# [Aim]
Find the lines that include the string "initials" and report how many there are. Give no other text.

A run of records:
────────────────────
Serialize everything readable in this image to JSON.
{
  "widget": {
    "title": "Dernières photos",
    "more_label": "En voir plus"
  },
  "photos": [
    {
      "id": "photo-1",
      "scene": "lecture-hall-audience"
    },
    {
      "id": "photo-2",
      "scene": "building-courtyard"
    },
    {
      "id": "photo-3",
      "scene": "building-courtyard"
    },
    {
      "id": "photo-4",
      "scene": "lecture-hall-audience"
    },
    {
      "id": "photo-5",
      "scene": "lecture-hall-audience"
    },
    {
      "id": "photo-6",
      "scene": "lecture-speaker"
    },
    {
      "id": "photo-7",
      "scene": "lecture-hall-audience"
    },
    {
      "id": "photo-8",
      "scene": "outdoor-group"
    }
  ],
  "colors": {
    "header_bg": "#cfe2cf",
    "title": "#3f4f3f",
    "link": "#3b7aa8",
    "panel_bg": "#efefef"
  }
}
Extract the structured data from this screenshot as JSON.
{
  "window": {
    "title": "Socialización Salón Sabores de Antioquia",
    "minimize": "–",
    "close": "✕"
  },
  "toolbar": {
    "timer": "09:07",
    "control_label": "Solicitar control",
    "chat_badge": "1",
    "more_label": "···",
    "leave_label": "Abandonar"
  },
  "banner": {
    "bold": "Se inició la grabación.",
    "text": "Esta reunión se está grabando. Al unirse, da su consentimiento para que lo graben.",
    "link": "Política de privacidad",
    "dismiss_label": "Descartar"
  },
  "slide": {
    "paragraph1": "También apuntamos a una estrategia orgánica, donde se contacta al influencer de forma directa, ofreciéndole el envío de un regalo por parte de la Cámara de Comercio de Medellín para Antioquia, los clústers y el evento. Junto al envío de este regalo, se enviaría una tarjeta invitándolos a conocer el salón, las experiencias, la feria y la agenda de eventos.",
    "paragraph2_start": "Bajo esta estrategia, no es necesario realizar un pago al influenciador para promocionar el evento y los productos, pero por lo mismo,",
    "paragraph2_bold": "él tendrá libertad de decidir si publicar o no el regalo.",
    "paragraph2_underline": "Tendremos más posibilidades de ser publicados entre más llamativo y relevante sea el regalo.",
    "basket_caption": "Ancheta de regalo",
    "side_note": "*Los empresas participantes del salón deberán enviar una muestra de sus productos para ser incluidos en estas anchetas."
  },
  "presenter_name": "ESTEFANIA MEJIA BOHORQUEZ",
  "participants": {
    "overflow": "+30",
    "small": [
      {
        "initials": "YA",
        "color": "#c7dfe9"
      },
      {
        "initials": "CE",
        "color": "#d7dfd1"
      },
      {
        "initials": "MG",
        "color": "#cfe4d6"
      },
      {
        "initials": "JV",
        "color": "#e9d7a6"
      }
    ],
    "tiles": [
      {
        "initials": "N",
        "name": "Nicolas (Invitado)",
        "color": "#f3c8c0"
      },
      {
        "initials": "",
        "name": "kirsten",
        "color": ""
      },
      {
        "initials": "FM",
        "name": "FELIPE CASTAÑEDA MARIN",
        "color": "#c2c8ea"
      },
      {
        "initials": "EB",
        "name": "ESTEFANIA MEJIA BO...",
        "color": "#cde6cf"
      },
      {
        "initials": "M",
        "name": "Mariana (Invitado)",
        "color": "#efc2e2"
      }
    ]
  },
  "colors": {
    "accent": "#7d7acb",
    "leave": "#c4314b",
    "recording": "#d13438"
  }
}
────────────────────
# [Response]
9